## SHORT EXERCISE
Which lines contain the word "JSON"? Return each of them as written.
^^^^
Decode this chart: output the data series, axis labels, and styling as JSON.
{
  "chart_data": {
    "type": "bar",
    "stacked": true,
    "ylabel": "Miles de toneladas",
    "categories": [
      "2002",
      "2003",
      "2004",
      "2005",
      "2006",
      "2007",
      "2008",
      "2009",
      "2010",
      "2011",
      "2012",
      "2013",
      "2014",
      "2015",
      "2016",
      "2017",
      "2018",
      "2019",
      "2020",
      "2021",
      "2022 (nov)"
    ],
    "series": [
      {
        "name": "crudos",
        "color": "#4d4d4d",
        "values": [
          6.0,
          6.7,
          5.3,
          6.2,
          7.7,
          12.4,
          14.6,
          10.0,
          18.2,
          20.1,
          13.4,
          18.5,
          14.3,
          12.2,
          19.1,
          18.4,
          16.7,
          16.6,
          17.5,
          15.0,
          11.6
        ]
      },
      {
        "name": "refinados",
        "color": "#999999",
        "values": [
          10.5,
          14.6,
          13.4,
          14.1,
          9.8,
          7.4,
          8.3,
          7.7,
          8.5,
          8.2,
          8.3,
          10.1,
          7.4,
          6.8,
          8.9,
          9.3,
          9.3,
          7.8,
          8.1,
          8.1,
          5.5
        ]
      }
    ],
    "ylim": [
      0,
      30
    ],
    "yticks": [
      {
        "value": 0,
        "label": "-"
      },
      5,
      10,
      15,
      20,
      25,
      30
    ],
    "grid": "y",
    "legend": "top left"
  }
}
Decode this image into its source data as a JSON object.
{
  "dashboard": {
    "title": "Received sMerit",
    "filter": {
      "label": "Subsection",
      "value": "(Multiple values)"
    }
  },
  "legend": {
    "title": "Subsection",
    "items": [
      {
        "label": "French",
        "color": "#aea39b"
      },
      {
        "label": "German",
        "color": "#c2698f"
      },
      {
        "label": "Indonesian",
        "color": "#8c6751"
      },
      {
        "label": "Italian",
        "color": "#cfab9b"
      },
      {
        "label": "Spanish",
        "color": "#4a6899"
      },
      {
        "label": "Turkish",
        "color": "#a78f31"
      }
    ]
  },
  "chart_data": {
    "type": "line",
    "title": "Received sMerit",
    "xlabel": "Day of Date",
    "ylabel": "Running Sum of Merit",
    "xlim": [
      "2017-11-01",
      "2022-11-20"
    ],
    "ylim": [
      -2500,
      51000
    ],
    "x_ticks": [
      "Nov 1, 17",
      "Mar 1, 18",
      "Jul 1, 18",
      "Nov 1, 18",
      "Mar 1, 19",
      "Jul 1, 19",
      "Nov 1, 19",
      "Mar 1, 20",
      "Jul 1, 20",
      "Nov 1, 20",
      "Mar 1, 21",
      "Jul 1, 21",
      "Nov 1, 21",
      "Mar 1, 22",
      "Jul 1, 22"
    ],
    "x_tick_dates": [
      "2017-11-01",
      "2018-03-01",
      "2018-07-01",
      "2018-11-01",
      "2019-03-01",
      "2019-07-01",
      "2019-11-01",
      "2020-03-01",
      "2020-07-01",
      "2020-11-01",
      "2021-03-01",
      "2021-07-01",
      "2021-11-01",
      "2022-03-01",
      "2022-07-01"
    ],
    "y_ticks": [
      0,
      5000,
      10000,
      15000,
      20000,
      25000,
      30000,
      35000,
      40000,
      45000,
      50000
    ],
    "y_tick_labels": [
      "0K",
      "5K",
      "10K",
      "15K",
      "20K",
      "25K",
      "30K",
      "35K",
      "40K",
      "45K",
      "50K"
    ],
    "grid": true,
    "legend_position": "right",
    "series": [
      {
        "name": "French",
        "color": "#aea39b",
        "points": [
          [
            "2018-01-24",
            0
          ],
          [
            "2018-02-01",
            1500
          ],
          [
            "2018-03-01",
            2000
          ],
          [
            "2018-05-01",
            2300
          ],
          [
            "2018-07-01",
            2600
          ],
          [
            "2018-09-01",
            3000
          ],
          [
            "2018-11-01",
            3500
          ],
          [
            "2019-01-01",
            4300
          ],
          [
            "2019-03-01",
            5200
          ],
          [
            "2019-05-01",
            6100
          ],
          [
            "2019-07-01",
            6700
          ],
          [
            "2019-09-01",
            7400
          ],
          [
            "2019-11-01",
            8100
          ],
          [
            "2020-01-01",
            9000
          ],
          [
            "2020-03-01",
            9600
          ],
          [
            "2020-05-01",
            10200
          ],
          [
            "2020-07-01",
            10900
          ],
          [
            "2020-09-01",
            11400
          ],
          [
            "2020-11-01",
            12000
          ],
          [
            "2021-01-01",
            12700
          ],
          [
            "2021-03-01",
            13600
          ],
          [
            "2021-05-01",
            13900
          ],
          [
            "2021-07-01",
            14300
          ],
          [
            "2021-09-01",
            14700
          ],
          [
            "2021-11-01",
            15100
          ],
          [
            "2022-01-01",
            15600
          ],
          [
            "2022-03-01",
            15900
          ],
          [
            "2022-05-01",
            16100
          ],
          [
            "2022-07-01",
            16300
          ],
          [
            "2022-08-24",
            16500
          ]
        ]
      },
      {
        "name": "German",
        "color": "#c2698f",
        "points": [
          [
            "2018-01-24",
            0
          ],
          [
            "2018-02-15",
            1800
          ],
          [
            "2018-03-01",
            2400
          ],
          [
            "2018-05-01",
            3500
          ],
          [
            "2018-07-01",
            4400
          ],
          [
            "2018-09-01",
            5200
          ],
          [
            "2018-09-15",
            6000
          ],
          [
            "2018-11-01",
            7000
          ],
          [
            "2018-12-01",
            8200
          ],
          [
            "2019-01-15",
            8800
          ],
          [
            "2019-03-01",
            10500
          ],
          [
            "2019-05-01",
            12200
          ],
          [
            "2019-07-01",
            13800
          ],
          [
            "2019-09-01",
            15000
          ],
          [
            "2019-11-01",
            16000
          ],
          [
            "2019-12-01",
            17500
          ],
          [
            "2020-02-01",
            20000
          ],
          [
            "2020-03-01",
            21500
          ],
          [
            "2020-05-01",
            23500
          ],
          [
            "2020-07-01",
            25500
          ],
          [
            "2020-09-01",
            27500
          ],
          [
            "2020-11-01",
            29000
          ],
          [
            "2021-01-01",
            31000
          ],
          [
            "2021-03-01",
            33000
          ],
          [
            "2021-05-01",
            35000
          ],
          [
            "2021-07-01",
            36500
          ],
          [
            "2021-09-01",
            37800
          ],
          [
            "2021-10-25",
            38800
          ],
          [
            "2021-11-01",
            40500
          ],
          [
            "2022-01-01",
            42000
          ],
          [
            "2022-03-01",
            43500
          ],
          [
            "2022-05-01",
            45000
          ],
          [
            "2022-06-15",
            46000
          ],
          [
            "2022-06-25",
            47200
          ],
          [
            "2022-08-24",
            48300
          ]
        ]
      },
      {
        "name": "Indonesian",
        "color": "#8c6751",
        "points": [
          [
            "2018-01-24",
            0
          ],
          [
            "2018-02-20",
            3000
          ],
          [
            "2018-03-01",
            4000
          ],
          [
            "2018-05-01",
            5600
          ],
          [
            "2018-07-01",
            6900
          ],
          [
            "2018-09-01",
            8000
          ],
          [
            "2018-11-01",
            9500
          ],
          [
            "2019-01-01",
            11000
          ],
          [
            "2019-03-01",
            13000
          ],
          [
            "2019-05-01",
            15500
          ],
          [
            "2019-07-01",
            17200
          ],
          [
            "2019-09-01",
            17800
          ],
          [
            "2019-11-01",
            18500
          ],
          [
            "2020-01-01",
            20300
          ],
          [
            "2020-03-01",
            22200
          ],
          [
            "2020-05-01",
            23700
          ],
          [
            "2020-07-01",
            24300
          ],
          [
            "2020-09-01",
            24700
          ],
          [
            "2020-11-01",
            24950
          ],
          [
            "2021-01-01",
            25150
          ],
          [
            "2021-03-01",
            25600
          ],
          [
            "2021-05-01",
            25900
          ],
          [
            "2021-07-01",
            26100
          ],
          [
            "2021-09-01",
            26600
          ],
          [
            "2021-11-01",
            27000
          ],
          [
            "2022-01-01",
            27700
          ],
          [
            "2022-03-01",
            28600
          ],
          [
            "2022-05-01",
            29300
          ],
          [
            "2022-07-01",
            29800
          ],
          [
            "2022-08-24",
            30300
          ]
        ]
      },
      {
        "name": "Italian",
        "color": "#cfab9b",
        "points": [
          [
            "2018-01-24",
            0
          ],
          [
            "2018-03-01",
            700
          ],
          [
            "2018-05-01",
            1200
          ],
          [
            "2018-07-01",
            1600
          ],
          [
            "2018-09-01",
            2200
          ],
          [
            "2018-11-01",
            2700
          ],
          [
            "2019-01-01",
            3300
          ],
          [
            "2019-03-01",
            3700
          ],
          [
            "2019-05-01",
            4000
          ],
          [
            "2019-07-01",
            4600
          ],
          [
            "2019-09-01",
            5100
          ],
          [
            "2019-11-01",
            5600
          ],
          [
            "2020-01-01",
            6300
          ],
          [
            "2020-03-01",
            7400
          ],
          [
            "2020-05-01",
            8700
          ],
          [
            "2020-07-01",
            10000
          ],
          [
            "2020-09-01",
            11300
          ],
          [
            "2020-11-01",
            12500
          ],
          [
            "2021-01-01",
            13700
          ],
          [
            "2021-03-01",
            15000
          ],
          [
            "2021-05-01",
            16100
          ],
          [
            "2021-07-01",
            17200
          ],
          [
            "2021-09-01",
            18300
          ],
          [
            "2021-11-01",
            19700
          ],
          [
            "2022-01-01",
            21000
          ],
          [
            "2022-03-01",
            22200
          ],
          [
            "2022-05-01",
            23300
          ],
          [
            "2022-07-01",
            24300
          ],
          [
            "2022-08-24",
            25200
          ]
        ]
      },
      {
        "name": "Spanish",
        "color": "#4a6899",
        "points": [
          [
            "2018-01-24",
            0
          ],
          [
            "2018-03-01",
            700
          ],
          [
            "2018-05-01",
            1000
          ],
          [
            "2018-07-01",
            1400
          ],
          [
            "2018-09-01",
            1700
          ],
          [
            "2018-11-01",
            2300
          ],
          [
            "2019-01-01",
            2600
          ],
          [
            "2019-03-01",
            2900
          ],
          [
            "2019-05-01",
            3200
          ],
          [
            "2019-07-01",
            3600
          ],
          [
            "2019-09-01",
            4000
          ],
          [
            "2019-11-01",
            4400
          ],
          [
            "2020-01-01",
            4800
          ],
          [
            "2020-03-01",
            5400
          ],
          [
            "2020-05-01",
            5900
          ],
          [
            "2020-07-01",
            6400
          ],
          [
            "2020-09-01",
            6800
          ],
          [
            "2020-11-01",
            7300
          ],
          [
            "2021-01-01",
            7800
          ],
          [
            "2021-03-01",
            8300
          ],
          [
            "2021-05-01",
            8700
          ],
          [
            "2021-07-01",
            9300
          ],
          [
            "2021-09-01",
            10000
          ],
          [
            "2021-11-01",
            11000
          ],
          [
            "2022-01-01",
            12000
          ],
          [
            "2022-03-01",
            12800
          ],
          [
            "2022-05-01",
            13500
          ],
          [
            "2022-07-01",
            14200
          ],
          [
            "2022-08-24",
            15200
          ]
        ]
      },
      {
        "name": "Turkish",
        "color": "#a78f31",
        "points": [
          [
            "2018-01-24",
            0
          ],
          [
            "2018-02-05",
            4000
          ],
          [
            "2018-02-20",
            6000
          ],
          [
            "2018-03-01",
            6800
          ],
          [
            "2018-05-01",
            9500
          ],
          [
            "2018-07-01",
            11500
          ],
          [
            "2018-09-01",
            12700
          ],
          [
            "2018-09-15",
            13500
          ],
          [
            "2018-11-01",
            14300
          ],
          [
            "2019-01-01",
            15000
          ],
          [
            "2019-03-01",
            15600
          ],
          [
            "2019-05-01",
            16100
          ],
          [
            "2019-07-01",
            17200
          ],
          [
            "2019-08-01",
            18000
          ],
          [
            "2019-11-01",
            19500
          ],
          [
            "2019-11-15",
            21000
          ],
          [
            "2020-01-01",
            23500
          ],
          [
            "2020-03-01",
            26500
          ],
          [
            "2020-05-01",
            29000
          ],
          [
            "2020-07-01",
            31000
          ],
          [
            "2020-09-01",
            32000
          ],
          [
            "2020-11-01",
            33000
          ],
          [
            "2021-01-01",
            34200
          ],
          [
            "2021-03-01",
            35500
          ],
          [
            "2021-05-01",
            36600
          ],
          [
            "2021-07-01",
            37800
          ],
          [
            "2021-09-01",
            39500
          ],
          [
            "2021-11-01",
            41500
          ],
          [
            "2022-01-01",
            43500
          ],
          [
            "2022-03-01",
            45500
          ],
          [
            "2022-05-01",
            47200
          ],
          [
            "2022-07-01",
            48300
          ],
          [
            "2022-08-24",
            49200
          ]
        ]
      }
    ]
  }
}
^^^^
## REPLY
Decode this chart: output the data series, axis labels, and styling as JSON.
Decode this image into its source data as a JSON object.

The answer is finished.